++++ Exercise input ++++

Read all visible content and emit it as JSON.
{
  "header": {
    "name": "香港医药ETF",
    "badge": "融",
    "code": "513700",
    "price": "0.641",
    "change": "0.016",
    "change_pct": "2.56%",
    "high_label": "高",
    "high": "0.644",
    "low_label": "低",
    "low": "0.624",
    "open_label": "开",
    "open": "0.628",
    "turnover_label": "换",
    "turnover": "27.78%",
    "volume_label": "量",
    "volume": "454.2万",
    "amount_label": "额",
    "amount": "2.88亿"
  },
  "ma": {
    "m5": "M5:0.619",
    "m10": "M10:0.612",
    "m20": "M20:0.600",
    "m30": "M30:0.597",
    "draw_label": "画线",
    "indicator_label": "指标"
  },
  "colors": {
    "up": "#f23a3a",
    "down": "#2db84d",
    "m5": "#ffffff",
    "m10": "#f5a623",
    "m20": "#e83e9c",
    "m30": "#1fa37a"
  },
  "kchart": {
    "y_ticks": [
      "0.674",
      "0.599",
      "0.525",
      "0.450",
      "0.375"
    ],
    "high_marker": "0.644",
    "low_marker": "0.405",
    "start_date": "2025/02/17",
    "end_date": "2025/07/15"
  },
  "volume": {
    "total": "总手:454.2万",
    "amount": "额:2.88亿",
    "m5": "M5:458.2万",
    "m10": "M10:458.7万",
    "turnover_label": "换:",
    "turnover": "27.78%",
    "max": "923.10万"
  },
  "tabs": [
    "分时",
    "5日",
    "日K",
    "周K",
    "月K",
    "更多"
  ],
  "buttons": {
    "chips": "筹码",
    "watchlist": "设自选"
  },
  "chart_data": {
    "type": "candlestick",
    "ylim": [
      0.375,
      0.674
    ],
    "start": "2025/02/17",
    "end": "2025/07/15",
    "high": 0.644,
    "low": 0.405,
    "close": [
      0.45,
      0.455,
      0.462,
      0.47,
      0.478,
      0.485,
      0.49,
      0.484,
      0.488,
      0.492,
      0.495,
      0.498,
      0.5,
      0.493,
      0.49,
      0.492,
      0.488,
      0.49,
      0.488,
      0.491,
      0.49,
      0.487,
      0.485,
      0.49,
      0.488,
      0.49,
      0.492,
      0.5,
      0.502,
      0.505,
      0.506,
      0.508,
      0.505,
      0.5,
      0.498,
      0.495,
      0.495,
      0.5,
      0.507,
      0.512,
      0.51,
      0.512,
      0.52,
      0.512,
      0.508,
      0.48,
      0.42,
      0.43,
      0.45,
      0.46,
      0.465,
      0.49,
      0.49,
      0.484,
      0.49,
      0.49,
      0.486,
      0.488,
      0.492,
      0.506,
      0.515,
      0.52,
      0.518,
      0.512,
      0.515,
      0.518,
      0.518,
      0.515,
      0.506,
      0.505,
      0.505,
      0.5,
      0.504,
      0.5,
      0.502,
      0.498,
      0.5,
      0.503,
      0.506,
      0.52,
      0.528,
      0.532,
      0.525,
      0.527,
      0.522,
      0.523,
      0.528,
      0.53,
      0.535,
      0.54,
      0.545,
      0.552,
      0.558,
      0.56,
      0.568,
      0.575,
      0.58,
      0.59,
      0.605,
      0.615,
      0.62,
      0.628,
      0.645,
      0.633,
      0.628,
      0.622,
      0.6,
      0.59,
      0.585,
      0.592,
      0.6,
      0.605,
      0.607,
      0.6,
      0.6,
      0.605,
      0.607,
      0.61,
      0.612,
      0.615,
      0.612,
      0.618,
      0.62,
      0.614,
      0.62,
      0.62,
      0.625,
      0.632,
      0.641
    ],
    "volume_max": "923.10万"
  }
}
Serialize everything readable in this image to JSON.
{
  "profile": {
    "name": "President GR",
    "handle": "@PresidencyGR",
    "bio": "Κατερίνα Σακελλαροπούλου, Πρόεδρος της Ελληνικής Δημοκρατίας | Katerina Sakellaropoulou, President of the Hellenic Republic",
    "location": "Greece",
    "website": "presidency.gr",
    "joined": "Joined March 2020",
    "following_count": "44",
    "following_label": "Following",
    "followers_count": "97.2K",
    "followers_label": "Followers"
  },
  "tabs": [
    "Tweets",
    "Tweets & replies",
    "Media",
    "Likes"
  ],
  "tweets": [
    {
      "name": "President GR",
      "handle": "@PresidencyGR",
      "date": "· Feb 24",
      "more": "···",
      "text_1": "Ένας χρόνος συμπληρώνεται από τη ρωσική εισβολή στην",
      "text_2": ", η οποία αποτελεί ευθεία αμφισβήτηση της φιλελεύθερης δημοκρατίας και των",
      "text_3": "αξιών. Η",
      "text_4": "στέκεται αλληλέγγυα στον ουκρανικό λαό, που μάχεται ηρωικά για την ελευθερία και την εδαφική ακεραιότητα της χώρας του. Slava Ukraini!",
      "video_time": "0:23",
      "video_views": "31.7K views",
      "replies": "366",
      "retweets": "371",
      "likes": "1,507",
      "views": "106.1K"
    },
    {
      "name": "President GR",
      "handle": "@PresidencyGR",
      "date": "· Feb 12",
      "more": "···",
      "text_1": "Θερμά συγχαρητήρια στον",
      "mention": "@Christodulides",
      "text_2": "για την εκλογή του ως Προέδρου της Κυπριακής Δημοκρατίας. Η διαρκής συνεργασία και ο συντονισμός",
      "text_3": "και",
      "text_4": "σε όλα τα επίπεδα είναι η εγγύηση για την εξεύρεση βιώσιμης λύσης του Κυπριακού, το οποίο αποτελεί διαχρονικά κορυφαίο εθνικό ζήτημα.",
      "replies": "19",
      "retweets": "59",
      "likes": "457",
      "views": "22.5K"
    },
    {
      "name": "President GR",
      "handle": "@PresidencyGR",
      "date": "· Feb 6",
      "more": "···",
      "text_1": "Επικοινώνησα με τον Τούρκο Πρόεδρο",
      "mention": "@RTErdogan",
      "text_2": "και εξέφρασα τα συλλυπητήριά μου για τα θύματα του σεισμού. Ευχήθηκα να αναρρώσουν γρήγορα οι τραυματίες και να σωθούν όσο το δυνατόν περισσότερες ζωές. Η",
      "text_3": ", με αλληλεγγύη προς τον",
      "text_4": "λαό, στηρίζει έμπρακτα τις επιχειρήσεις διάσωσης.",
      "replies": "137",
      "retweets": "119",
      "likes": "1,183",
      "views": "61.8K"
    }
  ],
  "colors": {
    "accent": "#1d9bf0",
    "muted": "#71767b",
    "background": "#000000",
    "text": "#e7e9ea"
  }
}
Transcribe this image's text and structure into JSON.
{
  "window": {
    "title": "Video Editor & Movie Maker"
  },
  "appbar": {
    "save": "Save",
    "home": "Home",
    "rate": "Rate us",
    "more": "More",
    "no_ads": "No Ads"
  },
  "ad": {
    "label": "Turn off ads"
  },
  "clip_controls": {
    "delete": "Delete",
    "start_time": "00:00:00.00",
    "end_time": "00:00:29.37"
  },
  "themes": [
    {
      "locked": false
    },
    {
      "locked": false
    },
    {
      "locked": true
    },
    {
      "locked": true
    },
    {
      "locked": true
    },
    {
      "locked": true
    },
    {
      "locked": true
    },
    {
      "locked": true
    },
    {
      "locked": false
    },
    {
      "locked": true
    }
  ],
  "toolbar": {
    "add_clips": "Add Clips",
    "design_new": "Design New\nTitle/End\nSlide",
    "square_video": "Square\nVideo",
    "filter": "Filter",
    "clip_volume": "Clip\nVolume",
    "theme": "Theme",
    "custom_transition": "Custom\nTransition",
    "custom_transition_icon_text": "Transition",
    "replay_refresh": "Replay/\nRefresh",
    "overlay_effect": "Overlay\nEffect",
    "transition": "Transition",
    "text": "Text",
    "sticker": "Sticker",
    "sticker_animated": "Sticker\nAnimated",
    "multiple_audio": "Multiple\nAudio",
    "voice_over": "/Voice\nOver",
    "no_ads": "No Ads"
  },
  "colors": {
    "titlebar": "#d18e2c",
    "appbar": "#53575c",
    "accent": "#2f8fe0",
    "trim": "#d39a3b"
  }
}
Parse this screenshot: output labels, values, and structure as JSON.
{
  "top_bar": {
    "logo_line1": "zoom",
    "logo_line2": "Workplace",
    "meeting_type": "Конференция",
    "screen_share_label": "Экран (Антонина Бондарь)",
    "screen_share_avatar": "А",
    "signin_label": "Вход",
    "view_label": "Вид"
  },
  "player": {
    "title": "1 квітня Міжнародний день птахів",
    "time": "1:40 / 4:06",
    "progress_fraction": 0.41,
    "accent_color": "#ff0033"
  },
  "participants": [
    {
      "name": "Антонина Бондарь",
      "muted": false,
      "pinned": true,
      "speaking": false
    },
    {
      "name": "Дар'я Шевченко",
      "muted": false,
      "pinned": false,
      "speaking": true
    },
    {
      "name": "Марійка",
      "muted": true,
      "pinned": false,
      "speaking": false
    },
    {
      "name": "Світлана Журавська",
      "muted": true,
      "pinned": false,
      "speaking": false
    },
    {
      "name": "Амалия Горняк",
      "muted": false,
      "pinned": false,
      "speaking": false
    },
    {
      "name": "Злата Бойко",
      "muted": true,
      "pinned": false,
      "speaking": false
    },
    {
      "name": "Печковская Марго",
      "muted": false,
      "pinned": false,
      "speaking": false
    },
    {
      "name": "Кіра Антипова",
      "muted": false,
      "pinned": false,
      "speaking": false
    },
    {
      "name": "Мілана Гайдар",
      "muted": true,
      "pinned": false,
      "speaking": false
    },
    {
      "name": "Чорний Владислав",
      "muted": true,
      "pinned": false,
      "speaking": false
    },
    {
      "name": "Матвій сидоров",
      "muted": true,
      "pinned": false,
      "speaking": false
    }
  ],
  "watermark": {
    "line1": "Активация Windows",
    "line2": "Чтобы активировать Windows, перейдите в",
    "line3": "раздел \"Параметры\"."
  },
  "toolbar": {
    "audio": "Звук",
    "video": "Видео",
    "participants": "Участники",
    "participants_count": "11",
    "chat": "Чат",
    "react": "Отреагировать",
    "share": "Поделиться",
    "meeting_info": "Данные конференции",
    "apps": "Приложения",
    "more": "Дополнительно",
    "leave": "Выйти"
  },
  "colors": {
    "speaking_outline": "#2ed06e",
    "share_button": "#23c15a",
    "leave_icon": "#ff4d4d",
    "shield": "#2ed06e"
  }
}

++++

Written task: Copy out every line where the word "image" occurs.

Result:
Serialize everything readable in this image to JSON.
Transcribe this image's text and structure into JSON.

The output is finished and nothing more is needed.